Data extracted from a collection:
= = = =

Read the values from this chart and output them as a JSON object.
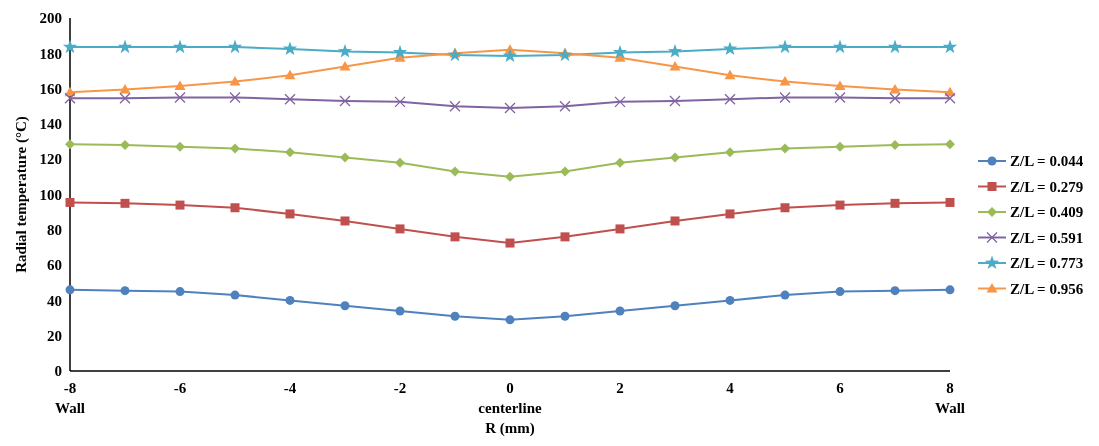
{
  "chart_data": {
    "type": "line",
    "xlabel": "R (mm)",
    "ylabel": "Radial temperature (°C)",
    "x": [
      -8,
      -7,
      -6,
      -5,
      -4,
      -3,
      -2,
      -1,
      0,
      1,
      2,
      3,
      4,
      5,
      6,
      7,
      8
    ],
    "xlim": [
      -8,
      8
    ],
    "xticks": [
      {
        "value": -8,
        "label": "-8\nWall"
      },
      -6,
      -4,
      -2,
      {
        "value": 0,
        "label": "0\ncenterline"
      },
      2,
      4,
      6,
      {
        "value": 8,
        "label": "8\nWall"
      }
    ],
    "ylim": [
      0,
      200
    ],
    "yticks": [
      0,
      20,
      40,
      60,
      80,
      100,
      120,
      140,
      160,
      180,
      200
    ],
    "grid": false,
    "legend": "right",
    "line_style": "solid",
    "series": [
      {
        "name": "Z/L = 0.044",
        "color": "#4f81bd",
        "marker": "circle",
        "values": [
          46,
          45.5,
          45,
          43,
          40,
          37,
          34,
          31,
          29,
          31,
          34,
          37,
          40,
          43,
          45,
          45.5,
          46
        ]
      },
      {
        "name": "Z/L = 0.279",
        "color": "#c0504d",
        "marker": "square",
        "values": [
          95.5,
          95,
          94,
          92.5,
          89,
          85,
          80.5,
          76,
          72.5,
          76,
          80.5,
          85,
          89,
          92.5,
          94,
          95,
          95.5
        ]
      },
      {
        "name": "Z/L = 0.409",
        "color": "#9bbb59",
        "marker": "diamond",
        "values": [
          128.5,
          128,
          127,
          126,
          124,
          121,
          118,
          113,
          110,
          113,
          118,
          121,
          124,
          126,
          127,
          128,
          128.5
        ]
      },
      {
        "name": "Z/L = 0.591",
        "color": "#8064a2",
        "marker": "cross",
        "values": [
          154.5,
          154.5,
          155,
          155,
          154,
          153,
          152.5,
          150,
          149,
          150,
          152.5,
          153,
          154,
          155,
          155,
          154.5,
          154.5
        ]
      },
      {
        "name": "Z/L = 0.773",
        "color": "#4bacc6",
        "marker": "star",
        "values": [
          183.5,
          183.5,
          183.5,
          183.5,
          182.5,
          181,
          180.5,
          179,
          178.5,
          179,
          180.5,
          181,
          182.5,
          183.5,
          183.5,
          183.5,
          183.5
        ]
      },
      {
        "name": "Z/L = 0.956",
        "color": "#f79646",
        "marker": "triangle",
        "values": [
          158,
          159.5,
          161.5,
          164,
          167.5,
          172.5,
          177.5,
          180,
          182,
          180,
          177.5,
          172.5,
          167.5,
          164,
          161.5,
          159.5,
          158
        ]
      }
    ]
  }
}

= = = =

Prompt:
Restate the data above word for word. Do not include the images.

Answer below:
Read the values from this chart and output them as a JSON object.
{
  "chart_data": {
    "type": "line",
    "xlabel": "R (mm)",
    "ylabel": "Radial temperature (°C)",
    "x": [
      -8,
      -7,
      -6,
      -5,
      -4,
      -3,
      -2,
      -1,
      0,
      1,
      2,
      3,
      4,
      5,
      6,
      7,
      8
    ],
    "xlim": [
      -8,
      8
    ],
    "xticks": [
      {
        "value": -8,
        "label": "-8\nWall"
      },
      -6,
      -4,
      -2,
      {
        "value": 0,
        "label": "0\ncenterline"
      },
      2,
      4,
      6,
      {
        "value": 8,
        "label": "8\nWall"
      }
    ],
    "ylim": [
      0,
      200
    ],
    "yticks": [
      0,
      20,
      40,
      60,
      80,
      100,
      120,
      140,
      160,
      180,
      200
    ],
    "grid": false,
    "legend": "right",
    "line_style": "solid",
    "series": [
      {
        "name": "Z/L = 0.044",
        "color": "#4f81bd",
        "marker": "circle",
        "values": [
          46,
          45.5,
          45,
          43,
          40,
          37,
          34,
          31,
          29,
          31,
          34,
          37,
          40,
          43,
          45,
          45.5,
          46
        ]
      },
      {
        "name": "Z/L = 0.279",
        "color": "#c0504d",
        "marker": "square",
        "values": [
          95.5,
          95,
          94,
          92.5,
          89,
          85,
          80.5,
          76,
          72.5,
          76,
          80.5,
          85,
          89,
          92.5,
          94,
          95,
          95.5
        ]
      },
      {
        "name": "Z/L = 0.409",
        "color": "#9bbb59",
        "marker": "diamond",
        "values": [
          128.5,
          128,
          127,
          126,
          124,
          121,
          118,
          113,
          110,
          113,
          118,
          121,
          124,
          126,
          127,
          128,
          128.5
        ]
      },
      {
        "name": "Z/L = 0.591",
        "color": "#8064a2",
        "marker": "cross",
        "values": [
          154.5,
          154.5,
          155,
          155,
          154,
          153,
          152.5,
          150,
          149,
          150,
          152.5,
          153,
          154,
          155,
          155,
          154.5,
          154.5
        ]
      },
      {
        "name": "Z/L = 0.773",
        "color": "#4bacc6",
        "marker": "star",
        "values": [
          183.5,
          183.5,
          183.5,
          183.5,
          182.5,
          181,
          180.5,
          179,
          178.5,
          179,
          180.5,
          181,
          182.5,
          183.5,
          183.5,
          183.5,
          183.5
        ]
      },
      {
        "name": "Z/L = 0.956",
        "color": "#f79646",
        "marker": "triangle",
        "values": [
          158,
          159.5,
          161.5,
          164,
          167.5,
          172.5,
          177.5,
          180,
          182,
          180,
          177.5,
          172.5,
          167.5,
          164,
          161.5,
          159.5,
          158
        ]
      }
    ]
  }
}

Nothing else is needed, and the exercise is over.